[Dataset items]
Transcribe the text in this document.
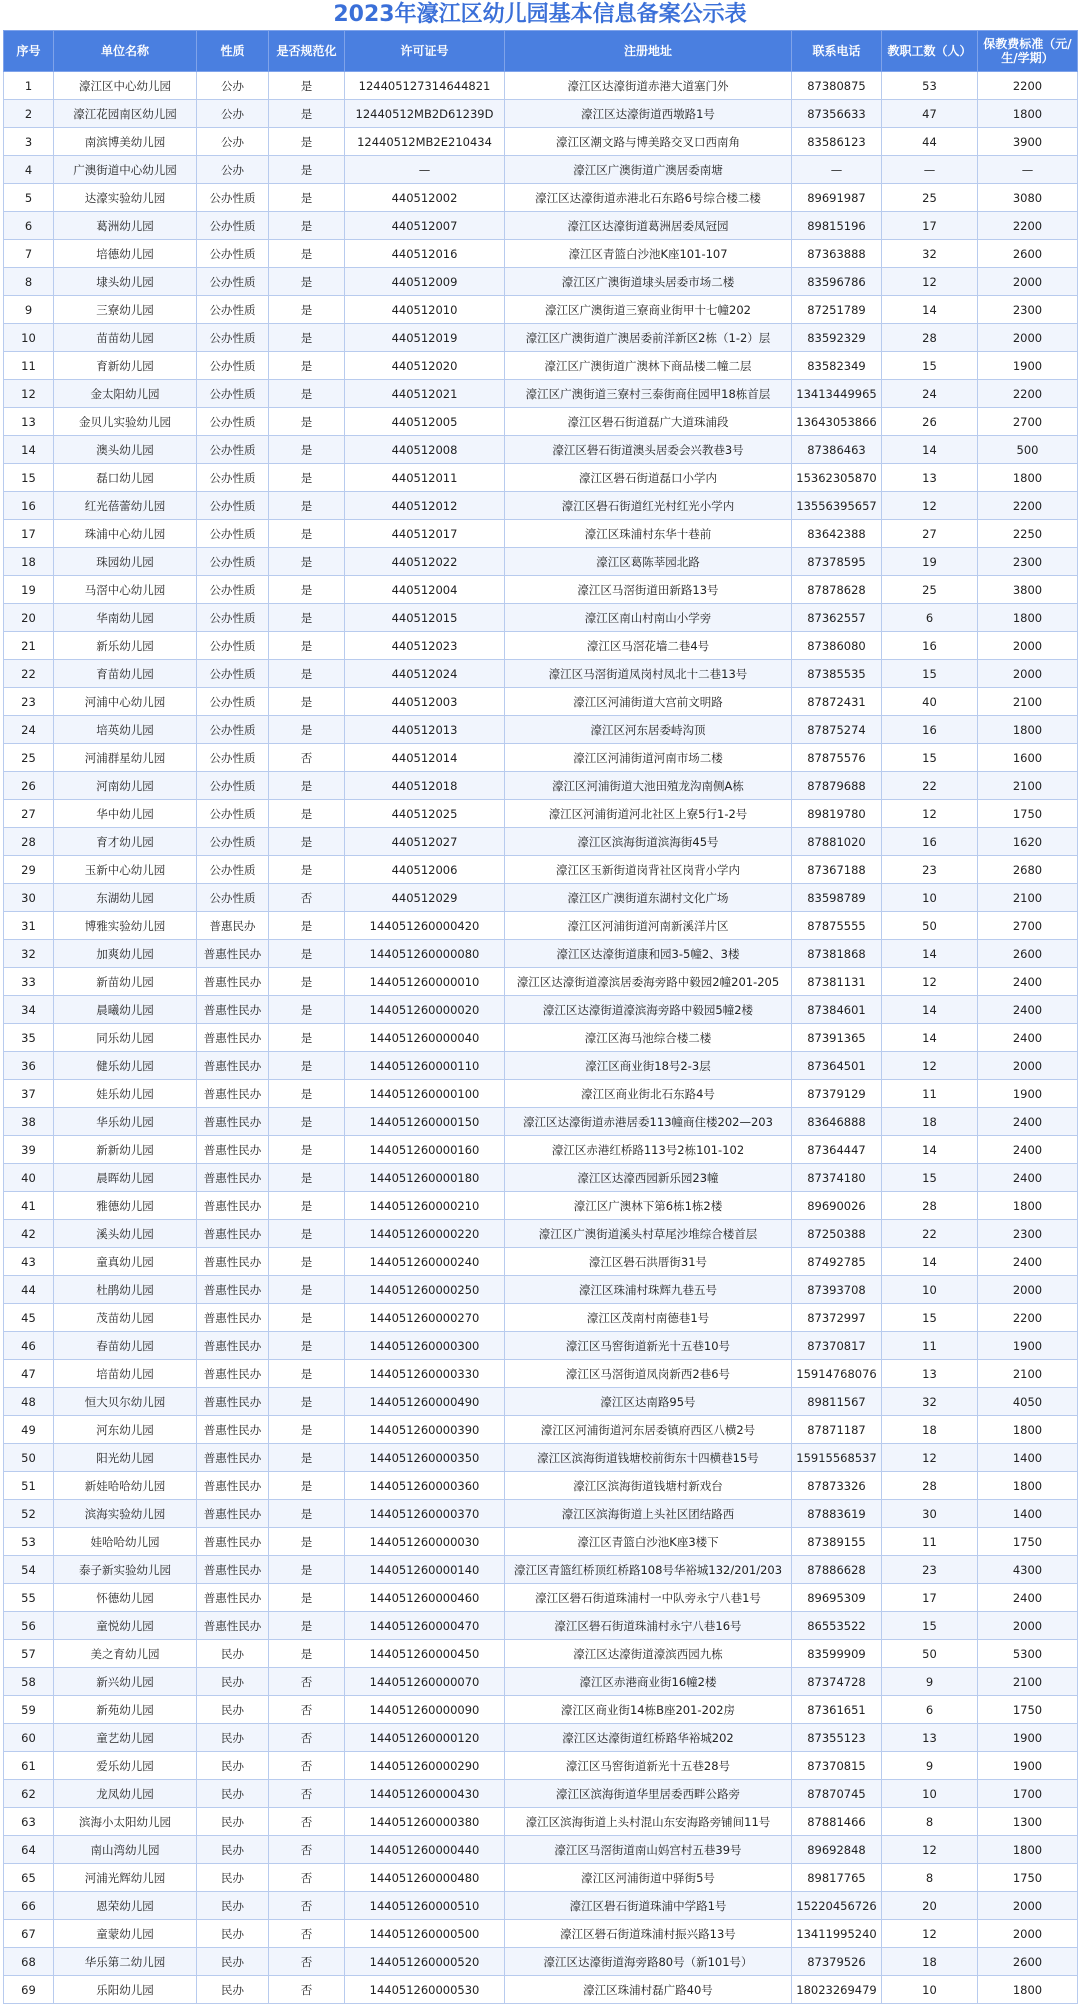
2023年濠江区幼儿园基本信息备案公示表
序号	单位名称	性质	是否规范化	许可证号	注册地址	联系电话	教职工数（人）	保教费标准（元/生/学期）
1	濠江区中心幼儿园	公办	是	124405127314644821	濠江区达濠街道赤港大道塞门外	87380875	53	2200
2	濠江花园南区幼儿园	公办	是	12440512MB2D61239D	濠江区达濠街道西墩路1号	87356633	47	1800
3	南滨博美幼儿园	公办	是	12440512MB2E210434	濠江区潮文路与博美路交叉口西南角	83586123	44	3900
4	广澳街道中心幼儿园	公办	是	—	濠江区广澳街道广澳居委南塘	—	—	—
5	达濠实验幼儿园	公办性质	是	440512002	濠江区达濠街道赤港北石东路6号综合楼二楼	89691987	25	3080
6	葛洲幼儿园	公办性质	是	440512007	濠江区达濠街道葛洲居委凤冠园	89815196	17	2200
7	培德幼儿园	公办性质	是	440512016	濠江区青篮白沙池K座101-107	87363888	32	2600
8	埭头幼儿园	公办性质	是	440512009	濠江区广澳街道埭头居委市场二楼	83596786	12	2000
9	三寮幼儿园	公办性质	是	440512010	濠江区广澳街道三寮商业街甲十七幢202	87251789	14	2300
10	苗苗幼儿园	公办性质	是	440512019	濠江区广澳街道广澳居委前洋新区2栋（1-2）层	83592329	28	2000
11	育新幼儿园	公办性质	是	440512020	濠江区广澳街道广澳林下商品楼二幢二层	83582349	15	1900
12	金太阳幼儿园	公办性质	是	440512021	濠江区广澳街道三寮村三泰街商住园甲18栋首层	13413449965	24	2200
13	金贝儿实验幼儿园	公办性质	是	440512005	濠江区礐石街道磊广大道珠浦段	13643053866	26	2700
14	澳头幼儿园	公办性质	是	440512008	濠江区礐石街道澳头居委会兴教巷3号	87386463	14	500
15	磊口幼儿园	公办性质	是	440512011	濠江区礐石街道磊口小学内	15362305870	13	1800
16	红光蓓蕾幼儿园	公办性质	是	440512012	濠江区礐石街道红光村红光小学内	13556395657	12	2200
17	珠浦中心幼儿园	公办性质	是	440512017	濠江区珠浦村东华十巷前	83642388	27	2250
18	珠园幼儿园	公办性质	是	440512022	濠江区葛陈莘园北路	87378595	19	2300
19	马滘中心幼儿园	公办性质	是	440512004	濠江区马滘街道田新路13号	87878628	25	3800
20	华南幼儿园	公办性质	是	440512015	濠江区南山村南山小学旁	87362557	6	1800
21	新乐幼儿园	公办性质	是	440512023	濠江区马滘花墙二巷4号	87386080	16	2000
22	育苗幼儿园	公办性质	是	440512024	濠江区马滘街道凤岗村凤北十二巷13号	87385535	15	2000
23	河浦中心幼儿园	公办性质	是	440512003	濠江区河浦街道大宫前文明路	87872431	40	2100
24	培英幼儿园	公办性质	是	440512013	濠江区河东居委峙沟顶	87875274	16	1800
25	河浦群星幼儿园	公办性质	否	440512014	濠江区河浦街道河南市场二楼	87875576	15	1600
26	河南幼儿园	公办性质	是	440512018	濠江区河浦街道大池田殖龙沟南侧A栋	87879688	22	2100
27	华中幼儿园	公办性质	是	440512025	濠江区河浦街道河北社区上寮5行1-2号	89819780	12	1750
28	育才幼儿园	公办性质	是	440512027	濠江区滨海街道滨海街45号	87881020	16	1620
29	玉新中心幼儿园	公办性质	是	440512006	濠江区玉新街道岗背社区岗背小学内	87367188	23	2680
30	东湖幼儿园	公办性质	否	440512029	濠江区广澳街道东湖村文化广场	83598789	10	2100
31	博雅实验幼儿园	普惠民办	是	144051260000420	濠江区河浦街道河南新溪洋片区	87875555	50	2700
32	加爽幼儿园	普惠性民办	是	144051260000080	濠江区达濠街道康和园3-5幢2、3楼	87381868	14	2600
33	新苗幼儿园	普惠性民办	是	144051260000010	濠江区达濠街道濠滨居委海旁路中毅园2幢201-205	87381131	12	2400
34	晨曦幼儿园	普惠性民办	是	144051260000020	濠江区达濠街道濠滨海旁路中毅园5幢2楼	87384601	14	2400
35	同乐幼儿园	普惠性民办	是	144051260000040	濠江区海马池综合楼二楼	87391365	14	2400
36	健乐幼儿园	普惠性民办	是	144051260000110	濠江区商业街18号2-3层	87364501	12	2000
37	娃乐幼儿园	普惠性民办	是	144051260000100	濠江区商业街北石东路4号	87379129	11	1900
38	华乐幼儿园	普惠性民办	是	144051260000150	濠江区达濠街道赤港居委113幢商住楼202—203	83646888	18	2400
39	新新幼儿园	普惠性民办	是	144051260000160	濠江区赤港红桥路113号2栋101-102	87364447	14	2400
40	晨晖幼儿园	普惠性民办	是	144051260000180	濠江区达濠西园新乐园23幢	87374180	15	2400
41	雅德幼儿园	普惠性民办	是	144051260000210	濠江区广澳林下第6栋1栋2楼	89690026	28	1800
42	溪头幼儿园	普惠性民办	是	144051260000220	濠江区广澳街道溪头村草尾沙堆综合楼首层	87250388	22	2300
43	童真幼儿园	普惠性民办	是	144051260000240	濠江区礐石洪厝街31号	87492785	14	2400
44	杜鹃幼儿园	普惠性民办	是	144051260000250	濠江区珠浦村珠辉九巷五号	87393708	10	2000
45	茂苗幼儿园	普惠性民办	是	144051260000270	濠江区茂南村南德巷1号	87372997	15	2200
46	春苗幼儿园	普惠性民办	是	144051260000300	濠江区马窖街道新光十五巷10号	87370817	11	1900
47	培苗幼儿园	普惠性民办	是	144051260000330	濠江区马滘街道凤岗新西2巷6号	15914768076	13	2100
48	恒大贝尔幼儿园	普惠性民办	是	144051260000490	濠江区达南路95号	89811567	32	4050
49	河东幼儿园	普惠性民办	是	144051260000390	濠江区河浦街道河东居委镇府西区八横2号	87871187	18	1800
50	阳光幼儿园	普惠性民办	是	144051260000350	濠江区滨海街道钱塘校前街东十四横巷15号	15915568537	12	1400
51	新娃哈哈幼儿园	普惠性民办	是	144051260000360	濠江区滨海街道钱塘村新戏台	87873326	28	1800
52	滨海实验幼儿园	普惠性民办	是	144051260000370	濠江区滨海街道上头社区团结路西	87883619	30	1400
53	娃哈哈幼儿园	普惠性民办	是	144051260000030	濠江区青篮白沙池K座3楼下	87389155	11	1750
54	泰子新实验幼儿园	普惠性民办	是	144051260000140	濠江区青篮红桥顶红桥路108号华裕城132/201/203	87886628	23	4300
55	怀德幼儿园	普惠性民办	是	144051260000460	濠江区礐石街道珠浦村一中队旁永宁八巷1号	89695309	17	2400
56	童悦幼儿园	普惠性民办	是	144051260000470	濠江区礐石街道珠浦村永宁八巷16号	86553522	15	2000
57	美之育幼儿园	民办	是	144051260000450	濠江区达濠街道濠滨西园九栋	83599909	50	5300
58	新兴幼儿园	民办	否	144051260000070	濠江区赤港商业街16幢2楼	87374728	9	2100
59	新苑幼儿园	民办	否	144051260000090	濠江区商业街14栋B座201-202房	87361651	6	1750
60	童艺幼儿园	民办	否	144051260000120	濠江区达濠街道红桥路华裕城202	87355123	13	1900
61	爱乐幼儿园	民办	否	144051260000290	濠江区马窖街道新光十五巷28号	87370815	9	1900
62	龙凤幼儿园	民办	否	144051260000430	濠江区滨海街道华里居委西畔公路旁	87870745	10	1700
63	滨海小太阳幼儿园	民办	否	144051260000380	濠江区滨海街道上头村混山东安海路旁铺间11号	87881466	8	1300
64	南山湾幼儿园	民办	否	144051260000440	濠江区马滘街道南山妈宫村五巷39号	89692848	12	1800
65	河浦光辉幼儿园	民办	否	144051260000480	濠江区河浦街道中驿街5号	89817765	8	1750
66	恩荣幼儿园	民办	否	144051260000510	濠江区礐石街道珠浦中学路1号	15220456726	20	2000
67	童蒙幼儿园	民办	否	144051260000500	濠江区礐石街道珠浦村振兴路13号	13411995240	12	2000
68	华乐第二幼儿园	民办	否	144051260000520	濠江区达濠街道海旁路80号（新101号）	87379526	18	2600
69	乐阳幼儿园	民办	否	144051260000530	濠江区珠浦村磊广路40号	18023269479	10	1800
...
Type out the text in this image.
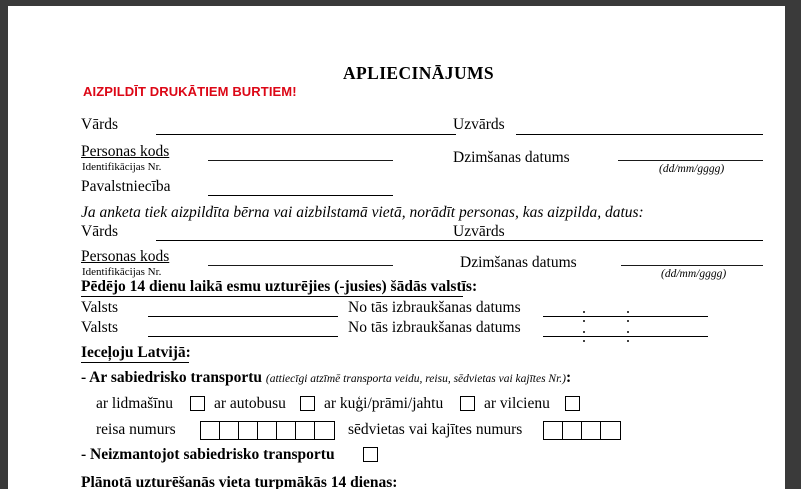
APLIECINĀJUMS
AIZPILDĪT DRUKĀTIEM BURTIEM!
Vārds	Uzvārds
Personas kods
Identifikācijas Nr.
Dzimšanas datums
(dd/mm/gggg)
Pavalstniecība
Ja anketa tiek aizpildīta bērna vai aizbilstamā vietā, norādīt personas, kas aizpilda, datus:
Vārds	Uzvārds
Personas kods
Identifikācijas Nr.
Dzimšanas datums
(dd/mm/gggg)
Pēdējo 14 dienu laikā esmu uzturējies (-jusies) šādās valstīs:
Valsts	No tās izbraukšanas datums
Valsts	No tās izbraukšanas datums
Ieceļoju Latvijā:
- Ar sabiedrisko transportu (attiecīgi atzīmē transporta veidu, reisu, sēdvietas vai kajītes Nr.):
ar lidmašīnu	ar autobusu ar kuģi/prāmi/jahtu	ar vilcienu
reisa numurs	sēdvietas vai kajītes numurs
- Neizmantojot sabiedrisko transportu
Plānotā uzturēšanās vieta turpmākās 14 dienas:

GIVEN EXERCISE: Extract each line from the listing that holds the word "text".

WORKED SOLUTION:
Transcribe the text in this document.
Type out the text in this image.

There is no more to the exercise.